What this task involves
Collect every line that includes the string "Western".

Task input
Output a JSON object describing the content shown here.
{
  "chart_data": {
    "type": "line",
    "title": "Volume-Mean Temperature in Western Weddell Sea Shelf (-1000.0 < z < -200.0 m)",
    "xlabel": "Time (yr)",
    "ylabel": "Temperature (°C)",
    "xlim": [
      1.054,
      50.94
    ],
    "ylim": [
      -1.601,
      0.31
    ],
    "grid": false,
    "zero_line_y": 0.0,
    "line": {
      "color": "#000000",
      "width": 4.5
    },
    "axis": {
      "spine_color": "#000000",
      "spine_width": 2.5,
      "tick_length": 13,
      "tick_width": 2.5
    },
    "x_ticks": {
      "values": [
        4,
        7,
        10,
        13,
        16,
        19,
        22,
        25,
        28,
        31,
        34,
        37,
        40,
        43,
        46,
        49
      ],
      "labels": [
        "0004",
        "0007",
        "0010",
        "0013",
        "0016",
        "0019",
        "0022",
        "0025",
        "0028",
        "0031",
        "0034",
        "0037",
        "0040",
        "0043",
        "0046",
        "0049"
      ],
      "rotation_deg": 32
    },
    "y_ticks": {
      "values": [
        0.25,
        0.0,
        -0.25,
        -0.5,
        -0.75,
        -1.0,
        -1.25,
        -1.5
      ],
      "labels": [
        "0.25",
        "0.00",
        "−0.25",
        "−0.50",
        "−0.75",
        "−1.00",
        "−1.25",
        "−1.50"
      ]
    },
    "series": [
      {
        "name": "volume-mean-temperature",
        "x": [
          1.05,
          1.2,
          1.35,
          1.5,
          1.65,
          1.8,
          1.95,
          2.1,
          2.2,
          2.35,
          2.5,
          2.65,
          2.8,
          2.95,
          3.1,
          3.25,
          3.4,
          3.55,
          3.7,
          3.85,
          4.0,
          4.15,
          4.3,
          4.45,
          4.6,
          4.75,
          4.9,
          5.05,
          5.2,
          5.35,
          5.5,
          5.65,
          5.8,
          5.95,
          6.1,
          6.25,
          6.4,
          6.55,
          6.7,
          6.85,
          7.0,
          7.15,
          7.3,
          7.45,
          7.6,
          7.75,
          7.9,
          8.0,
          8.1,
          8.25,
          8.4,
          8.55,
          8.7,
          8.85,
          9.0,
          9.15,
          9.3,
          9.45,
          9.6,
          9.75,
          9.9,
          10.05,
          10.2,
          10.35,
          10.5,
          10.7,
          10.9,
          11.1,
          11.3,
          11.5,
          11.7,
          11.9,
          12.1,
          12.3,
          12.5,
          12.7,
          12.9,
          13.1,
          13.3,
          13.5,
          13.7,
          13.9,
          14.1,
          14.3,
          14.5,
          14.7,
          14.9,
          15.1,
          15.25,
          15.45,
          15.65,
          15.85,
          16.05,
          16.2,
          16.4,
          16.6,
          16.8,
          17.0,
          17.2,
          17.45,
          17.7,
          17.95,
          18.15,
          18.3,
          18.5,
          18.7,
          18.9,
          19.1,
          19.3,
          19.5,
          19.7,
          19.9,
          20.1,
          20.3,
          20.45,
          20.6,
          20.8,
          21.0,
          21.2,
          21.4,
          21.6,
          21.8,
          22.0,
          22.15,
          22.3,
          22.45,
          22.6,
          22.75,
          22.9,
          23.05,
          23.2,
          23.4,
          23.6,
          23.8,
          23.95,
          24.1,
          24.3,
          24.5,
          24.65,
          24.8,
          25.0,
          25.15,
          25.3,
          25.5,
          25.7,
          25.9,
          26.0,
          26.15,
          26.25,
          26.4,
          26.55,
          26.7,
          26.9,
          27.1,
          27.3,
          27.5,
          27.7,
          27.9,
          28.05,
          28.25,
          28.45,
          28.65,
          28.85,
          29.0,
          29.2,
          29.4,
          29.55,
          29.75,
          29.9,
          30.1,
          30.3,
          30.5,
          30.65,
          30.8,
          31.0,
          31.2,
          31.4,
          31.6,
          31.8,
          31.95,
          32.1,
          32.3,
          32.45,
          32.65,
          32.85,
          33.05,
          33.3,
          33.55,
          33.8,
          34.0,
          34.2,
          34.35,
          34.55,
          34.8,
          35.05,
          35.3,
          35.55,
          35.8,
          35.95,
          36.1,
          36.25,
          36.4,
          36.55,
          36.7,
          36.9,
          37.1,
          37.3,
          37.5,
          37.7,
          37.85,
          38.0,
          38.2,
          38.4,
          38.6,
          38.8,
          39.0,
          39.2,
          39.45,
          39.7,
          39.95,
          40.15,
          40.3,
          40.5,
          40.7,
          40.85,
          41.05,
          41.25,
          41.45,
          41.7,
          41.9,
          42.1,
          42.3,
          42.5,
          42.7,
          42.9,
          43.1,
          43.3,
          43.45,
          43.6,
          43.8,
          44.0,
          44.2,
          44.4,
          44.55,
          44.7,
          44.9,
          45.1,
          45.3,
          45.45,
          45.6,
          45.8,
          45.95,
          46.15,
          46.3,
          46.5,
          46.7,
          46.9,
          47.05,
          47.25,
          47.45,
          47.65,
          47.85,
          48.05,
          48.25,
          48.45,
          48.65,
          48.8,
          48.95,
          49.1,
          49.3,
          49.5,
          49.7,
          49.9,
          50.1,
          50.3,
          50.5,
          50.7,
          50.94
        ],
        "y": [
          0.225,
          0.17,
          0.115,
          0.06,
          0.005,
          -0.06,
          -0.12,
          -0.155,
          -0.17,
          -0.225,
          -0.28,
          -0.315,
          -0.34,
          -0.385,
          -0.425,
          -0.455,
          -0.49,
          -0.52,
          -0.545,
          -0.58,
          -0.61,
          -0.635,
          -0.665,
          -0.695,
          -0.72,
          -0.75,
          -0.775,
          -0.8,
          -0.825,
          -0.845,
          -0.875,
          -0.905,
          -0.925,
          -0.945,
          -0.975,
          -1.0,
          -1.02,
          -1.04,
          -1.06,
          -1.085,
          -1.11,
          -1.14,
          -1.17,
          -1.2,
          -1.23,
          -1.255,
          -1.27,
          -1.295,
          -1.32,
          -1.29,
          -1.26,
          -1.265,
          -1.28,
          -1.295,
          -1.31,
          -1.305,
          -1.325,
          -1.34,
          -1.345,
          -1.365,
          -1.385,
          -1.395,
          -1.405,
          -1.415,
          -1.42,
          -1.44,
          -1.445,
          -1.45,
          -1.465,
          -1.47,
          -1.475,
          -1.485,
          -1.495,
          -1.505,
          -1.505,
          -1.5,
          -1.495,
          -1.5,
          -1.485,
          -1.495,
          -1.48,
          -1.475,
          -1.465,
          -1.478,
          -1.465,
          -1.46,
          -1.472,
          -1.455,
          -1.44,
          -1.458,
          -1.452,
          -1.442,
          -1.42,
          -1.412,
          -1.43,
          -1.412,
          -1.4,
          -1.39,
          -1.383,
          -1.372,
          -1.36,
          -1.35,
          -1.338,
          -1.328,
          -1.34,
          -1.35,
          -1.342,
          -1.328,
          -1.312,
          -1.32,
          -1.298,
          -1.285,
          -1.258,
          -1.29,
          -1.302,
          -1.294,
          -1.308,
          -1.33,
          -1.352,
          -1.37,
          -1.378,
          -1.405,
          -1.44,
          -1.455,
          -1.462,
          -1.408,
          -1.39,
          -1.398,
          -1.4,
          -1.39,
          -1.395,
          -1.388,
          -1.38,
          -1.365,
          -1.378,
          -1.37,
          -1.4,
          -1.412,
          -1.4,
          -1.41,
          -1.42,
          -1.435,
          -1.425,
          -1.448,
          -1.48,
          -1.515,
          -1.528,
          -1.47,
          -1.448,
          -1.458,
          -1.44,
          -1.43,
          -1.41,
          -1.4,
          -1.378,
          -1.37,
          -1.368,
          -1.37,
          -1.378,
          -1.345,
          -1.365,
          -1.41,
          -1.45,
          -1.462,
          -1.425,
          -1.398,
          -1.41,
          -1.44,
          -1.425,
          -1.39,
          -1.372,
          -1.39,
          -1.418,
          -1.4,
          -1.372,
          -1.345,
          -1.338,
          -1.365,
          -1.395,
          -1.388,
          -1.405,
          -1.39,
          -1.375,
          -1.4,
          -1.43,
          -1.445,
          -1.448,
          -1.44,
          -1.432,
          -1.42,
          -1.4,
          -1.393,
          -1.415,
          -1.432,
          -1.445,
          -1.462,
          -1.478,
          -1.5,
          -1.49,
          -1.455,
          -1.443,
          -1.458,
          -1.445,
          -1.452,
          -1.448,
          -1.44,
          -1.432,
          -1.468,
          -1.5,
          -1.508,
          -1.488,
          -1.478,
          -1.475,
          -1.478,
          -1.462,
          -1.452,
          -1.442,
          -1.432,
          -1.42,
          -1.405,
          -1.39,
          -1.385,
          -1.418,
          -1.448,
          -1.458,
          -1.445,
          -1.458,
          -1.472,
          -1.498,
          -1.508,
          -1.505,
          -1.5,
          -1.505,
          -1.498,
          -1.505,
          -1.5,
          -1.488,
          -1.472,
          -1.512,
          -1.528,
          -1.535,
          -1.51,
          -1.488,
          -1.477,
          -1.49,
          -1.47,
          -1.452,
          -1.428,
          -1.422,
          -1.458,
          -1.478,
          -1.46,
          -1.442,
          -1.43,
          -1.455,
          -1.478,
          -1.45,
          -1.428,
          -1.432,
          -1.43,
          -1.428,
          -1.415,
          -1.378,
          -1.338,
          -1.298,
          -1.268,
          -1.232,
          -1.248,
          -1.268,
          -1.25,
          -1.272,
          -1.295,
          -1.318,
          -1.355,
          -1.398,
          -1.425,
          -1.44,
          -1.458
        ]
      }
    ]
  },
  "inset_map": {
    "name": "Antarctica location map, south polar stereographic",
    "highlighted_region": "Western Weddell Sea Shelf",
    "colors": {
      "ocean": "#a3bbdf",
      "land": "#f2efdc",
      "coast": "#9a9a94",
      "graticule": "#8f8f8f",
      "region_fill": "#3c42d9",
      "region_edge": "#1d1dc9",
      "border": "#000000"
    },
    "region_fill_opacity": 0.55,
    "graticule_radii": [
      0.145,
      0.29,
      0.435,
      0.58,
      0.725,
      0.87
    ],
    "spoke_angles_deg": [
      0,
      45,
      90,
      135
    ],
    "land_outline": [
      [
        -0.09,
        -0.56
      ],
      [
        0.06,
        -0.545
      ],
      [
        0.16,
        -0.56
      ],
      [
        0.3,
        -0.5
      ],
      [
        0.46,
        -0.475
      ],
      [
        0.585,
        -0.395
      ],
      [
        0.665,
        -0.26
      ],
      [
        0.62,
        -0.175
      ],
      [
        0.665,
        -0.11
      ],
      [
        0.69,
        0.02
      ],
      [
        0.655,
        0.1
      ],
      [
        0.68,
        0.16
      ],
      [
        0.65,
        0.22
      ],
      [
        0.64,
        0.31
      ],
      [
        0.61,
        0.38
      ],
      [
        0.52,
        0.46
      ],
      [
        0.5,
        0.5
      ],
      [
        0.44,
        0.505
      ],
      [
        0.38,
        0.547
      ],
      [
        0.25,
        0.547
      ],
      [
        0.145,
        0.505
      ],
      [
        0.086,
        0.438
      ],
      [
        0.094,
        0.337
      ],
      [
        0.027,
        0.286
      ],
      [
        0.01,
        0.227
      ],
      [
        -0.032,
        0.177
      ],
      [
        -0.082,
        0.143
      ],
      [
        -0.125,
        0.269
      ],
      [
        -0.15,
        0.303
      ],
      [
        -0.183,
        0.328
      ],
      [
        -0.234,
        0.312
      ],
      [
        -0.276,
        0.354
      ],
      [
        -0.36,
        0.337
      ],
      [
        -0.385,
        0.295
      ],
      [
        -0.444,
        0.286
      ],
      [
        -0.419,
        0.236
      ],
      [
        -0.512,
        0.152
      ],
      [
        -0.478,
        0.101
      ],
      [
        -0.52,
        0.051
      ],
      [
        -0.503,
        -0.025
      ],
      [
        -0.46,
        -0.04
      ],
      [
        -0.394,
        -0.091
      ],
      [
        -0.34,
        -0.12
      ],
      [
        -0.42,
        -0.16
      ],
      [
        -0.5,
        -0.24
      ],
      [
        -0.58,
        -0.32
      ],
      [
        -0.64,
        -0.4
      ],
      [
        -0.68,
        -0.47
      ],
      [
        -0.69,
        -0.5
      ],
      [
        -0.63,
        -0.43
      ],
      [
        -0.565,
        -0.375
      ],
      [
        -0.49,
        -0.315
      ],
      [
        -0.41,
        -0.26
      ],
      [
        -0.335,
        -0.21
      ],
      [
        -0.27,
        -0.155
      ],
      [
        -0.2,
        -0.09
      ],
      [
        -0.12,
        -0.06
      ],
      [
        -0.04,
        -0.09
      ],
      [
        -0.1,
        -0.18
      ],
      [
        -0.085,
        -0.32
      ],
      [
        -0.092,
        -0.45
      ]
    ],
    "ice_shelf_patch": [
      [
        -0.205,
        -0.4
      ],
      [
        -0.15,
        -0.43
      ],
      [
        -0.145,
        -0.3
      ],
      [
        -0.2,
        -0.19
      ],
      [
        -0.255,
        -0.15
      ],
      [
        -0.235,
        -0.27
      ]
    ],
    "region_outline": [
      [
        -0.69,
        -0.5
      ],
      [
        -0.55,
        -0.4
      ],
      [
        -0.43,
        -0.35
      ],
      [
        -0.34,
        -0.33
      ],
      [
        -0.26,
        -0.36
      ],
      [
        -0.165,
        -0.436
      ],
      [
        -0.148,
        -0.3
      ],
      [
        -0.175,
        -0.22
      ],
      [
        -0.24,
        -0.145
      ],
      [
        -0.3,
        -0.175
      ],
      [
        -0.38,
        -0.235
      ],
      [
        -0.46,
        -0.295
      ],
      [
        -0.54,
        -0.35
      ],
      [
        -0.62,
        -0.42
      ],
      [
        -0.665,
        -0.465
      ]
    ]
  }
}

Exercise solution
    "title": "Volume-Mean Temperature in Western Weddell Sea Shelf (-1000.0 < z < -200.0 m)",
    "highlighted_region": "Western Weddell Sea Shelf",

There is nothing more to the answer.